### What this task involves
The listing below must be repeated word for word, with its images excluded.

### Given records
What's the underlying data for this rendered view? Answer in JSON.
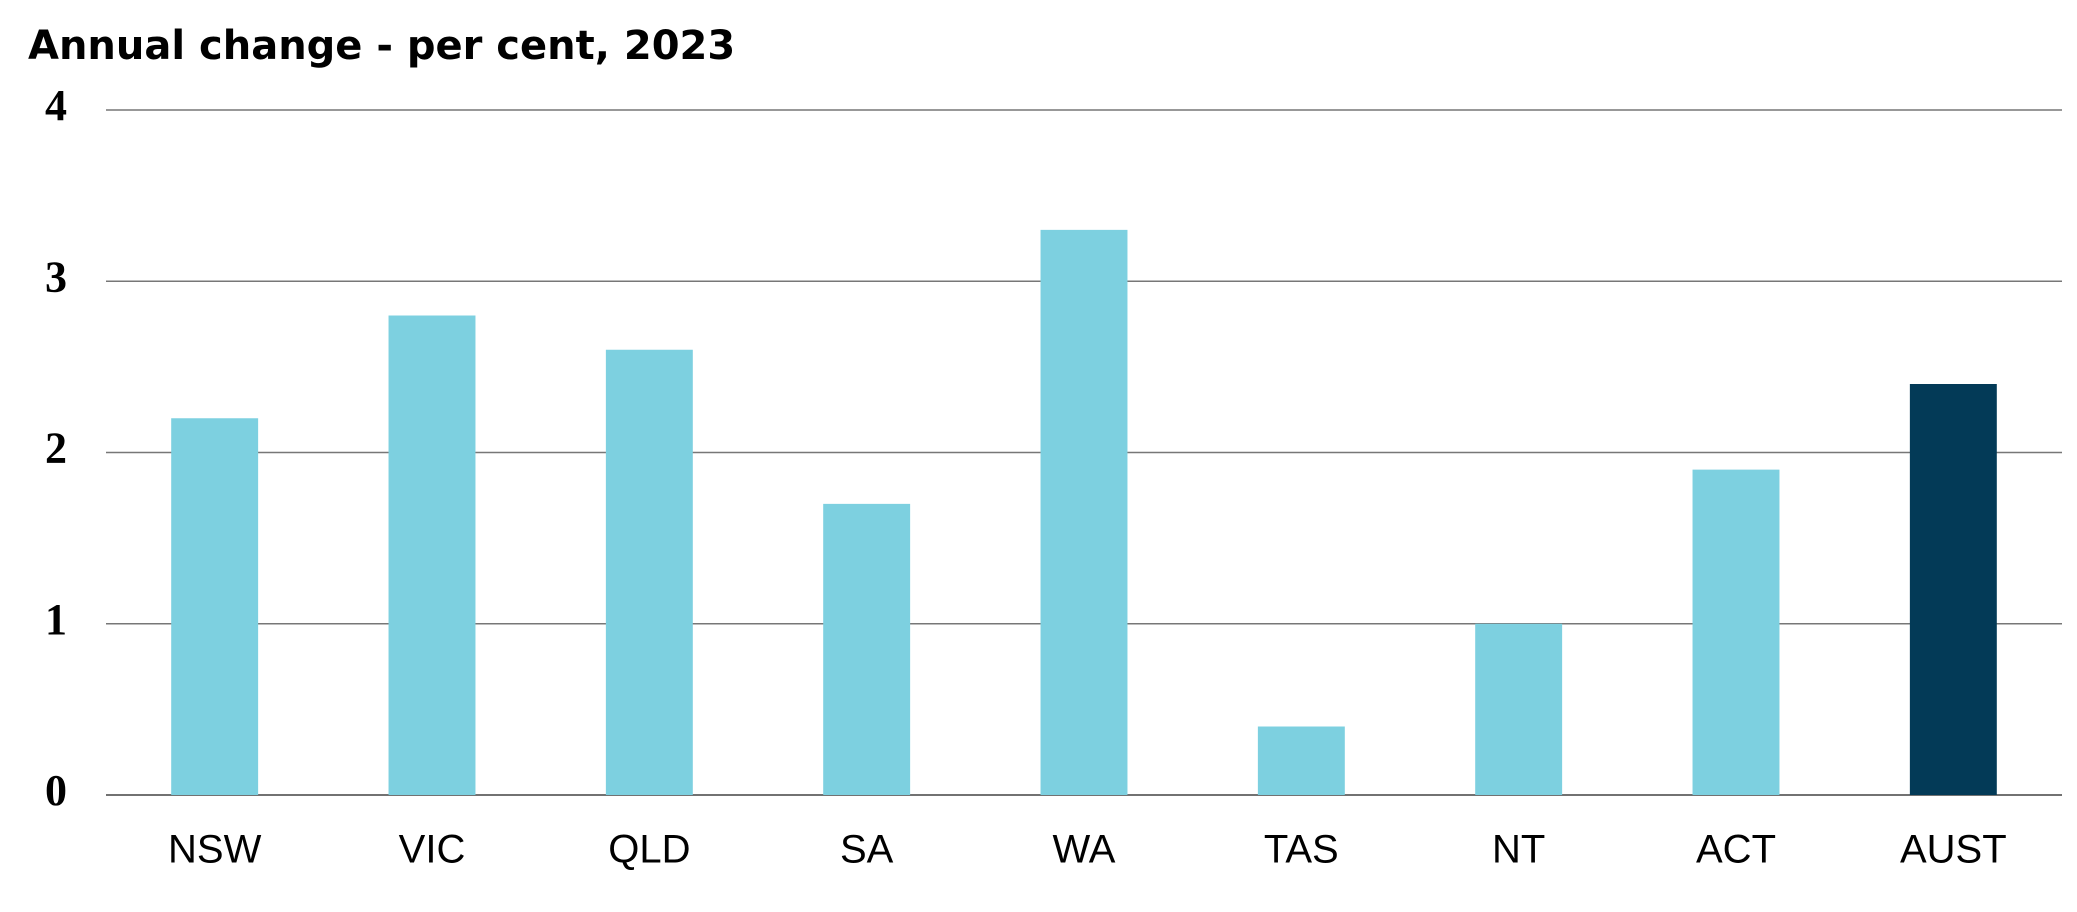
{
  "chart_data": {
    "type": "bar",
    "title": "Annual change - per cent, 2023",
    "categories": [
      "NSW",
      "VIC",
      "QLD",
      "SA",
      "WA",
      "TAS",
      "NT",
      "ACT",
      "AUST"
    ],
    "values": [
      2.2,
      2.8,
      2.6,
      1.7,
      3.3,
      0.4,
      1.0,
      1.9,
      2.4
    ],
    "colors": [
      "#7dd0e0",
      "#7dd0e0",
      "#7dd0e0",
      "#7dd0e0",
      "#7dd0e0",
      "#7dd0e0",
      "#7dd0e0",
      "#7dd0e0",
      "#033a57"
    ],
    "ylim": [
      0,
      4
    ],
    "yticks": [
      0,
      1,
      2,
      3,
      4
    ],
    "grid": true
  }
}
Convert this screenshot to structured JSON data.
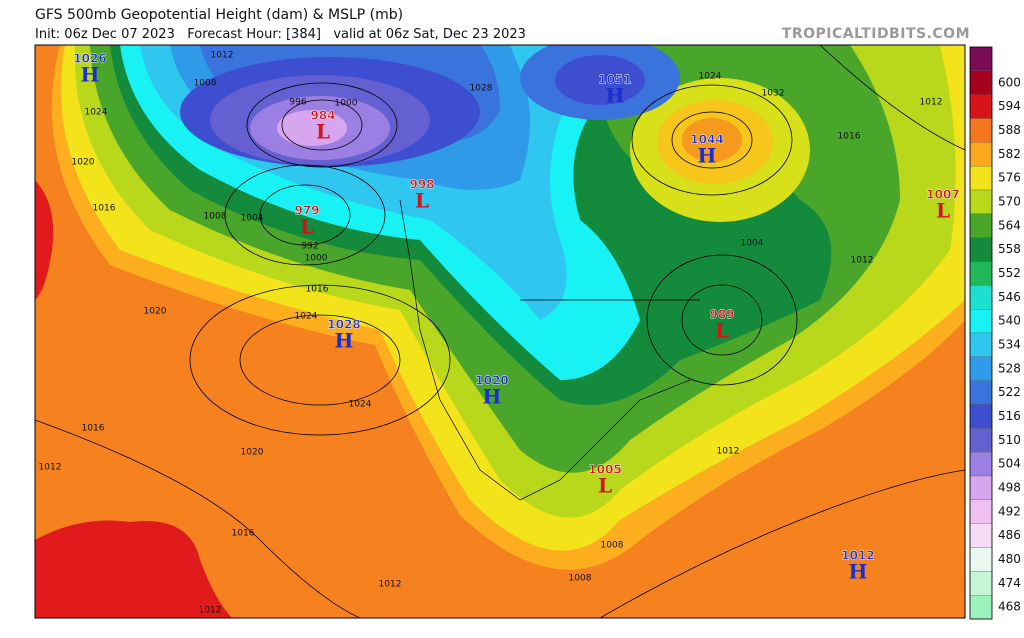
{
  "header": {
    "title": "GFS 500mb Geopotential Height (dam) & MSLP (mb)",
    "subtitle": "Init: 06z Dec 07 2023   Forecast Hour: [384]   valid at 06z Sat, Dec 23 2023",
    "source": "TROPICALTIDBITS.COM"
  },
  "colorbar": {
    "top_color": "#7a0b57",
    "levels": [
      {
        "label": "600",
        "color": "#a5001e"
      },
      {
        "label": "594",
        "color": "#d8141a"
      },
      {
        "label": "588",
        "color": "#f5761c"
      },
      {
        "label": "582",
        "color": "#fca81e"
      },
      {
        "label": "576",
        "color": "#f2e31a"
      },
      {
        "label": "570",
        "color": "#b9d81b"
      },
      {
        "label": "564",
        "color": "#4aa52b"
      },
      {
        "label": "558",
        "color": "#138a3c"
      },
      {
        "label": "552",
        "color": "#22b85a"
      },
      {
        "label": "546",
        "color": "#1de0d2"
      },
      {
        "label": "540",
        "color": "#19f2f5"
      },
      {
        "label": "534",
        "color": "#2fc6f0"
      },
      {
        "label": "528",
        "color": "#2f9be8"
      },
      {
        "label": "522",
        "color": "#3a73dc"
      },
      {
        "label": "516",
        "color": "#3d4fd0"
      },
      {
        "label": "510",
        "color": "#6460d2"
      },
      {
        "label": "504",
        "color": "#9b7fe2"
      },
      {
        "label": "498",
        "color": "#d7a6ef"
      },
      {
        "label": "492",
        "color": "#f0c0f2"
      },
      {
        "label": "486",
        "color": "#f6dcf6"
      },
      {
        "label": "480",
        "color": "#e8f8ee"
      },
      {
        "label": "474",
        "color": "#c4f6d6"
      },
      {
        "label": "468",
        "color": "#9cf2bc"
      }
    ]
  },
  "pressure_centers": [
    {
      "type": "H",
      "value": "1026"
    },
    {
      "type": "L",
      "value": "984"
    },
    {
      "type": "L",
      "value": "979"
    },
    {
      "type": "L",
      "value": "998"
    },
    {
      "type": "H",
      "value": "1028"
    },
    {
      "type": "H",
      "value": "1020"
    },
    {
      "type": "H",
      "value": "1051"
    },
    {
      "type": "H",
      "value": "1044"
    },
    {
      "type": "L",
      "value": "1007"
    },
    {
      "type": "L",
      "value": "989"
    },
    {
      "type": "L",
      "value": "1005"
    },
    {
      "type": "H",
      "value": "1012"
    }
  ],
  "isobar_labels": [
    "1012",
    "1008",
    "1024",
    "1020",
    "1016",
    "1008",
    "1004",
    "992",
    "1000",
    "1016",
    "1024",
    "1020",
    "1024",
    "1016",
    "1020",
    "1012",
    "1016",
    "1012",
    "1012",
    "1008",
    "1008",
    "1012",
    "1012",
    "1016",
    "1012",
    "1032",
    "1024",
    "1004",
    "1028",
    "996",
    "1000"
  ]
}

### Response below
What's the underlying data for this rendered view? Answer in JSON.
{
  "chart_data": {
    "type": "bar",
    "title": "Annual change - per cent, 2023",
    "categories": [
      "NSW",
      "VIC",
      "QLD",
      "SA",
      "WA",
      "TAS",
      "NT",
      "ACT",
      "AUST"
    ],
    "values": [
      2.2,
      2.8,
      2.6,
      1.7,
      3.3,
      0.4,
      1.0,
      1.9,
      2.4
    ],
    "colors": [
      "#7dd0e0",
      "#7dd0e0",
      "#7dd0e0",
      "#7dd0e0",
      "#7dd0e0",
      "#7dd0e0",
      "#7dd0e0",
      "#7dd0e0",
      "#033a57"
    ],
    "ylim": [
      0,
      4
    ],
    "yticks": [
      0,
      1,
      2,
      3,
      4
    ],
    "grid": true
  }
}
Convert this screenshot to structured JSON data.
{
  "header": {
    "title": "GFS 500mb Geopotential Height (dam) & MSLP (mb)",
    "subtitle": "Init: 06z Dec 07 2023   Forecast Hour: [384]   valid at 06z Sat, Dec 23 2023",
    "source": "TROPICALTIDBITS.COM"
  },
  "colorbar": {
    "top_color": "#7a0b57",
    "levels": [
      {
        "label": "600",
        "color": "#a5001e"
      },
      {
        "label": "594",
        "color": "#d8141a"
      },
      {
        "label": "588",
        "color": "#f5761c"
      },
      {
        "label": "582",
        "color": "#fca81e"
      },
      {
        "label": "576",
        "color": "#f2e31a"
      },
      {
        "label": "570",
        "color": "#b9d81b"
      },
      {
        "label": "564",
        "color": "#4aa52b"
      },
      {
        "label": "558",
        "color": "#138a3c"
      },
      {
        "label": "552",
        "color": "#22b85a"
      },
      {
        "label": "546",
        "color": "#1de0d2"
      },
      {
        "label": "540",
        "color": "#19f2f5"
      },
      {
        "label": "534",
        "color": "#2fc6f0"
      },
      {
        "label": "528",
        "color": "#2f9be8"
      },
      {
        "label": "522",
        "color": "#3a73dc"
      },
      {
        "label": "516",
        "color": "#3d4fd0"
      },
      {
        "label": "510",
        "color": "#6460d2"
      },
      {
        "label": "504",
        "color": "#9b7fe2"
      },
      {
        "label": "498",
        "color": "#d7a6ef"
      },
      {
        "label": "492",
        "color": "#f0c0f2"
      },
      {
        "label": "486",
        "color": "#f6dcf6"
      },
      {
        "label": "480",
        "color": "#e8f8ee"
      },
      {
        "label": "474",
        "color": "#c4f6d6"
      },
      {
        "label": "468",
        "color": "#9cf2bc"
      }
    ]
  },
  "pressure_centers": [
    {
      "type": "H",
      "value": "1026"
    },
    {
      "type": "L",
      "value": "984"
    },
    {
      "type": "L",
      "value": "979"
    },
    {
      "type": "L",
      "value": "998"
    },
    {
      "type": "H",
      "value": "1028"
    },
    {
      "type": "H",
      "value": "1020"
    },
    {
      "type": "H",
      "value": "1051"
    },
    {
      "type": "H",
      "value": "1044"
    },
    {
      "type": "L",
      "value": "1007"
    },
    {
      "type": "L",
      "value": "989"
    },
    {
      "type": "L",
      "value": "1005"
    },
    {
      "type": "H",
      "value": "1012"
    }
  ],
  "isobar_labels": [
    "1012",
    "1008",
    "1024",
    "1020",
    "1016",
    "1008",
    "1004",
    "992",
    "1000",
    "1016",
    "1024",
    "1020",
    "1024",
    "1016",
    "1020",
    "1012",
    "1016",
    "1012",
    "1012",
    "1008",
    "1008",
    "1012",
    "1012",
    "1016",
    "1012",
    "1032",
    "1024",
    "1004",
    "1028",
    "996",
    "1000"
  ]
}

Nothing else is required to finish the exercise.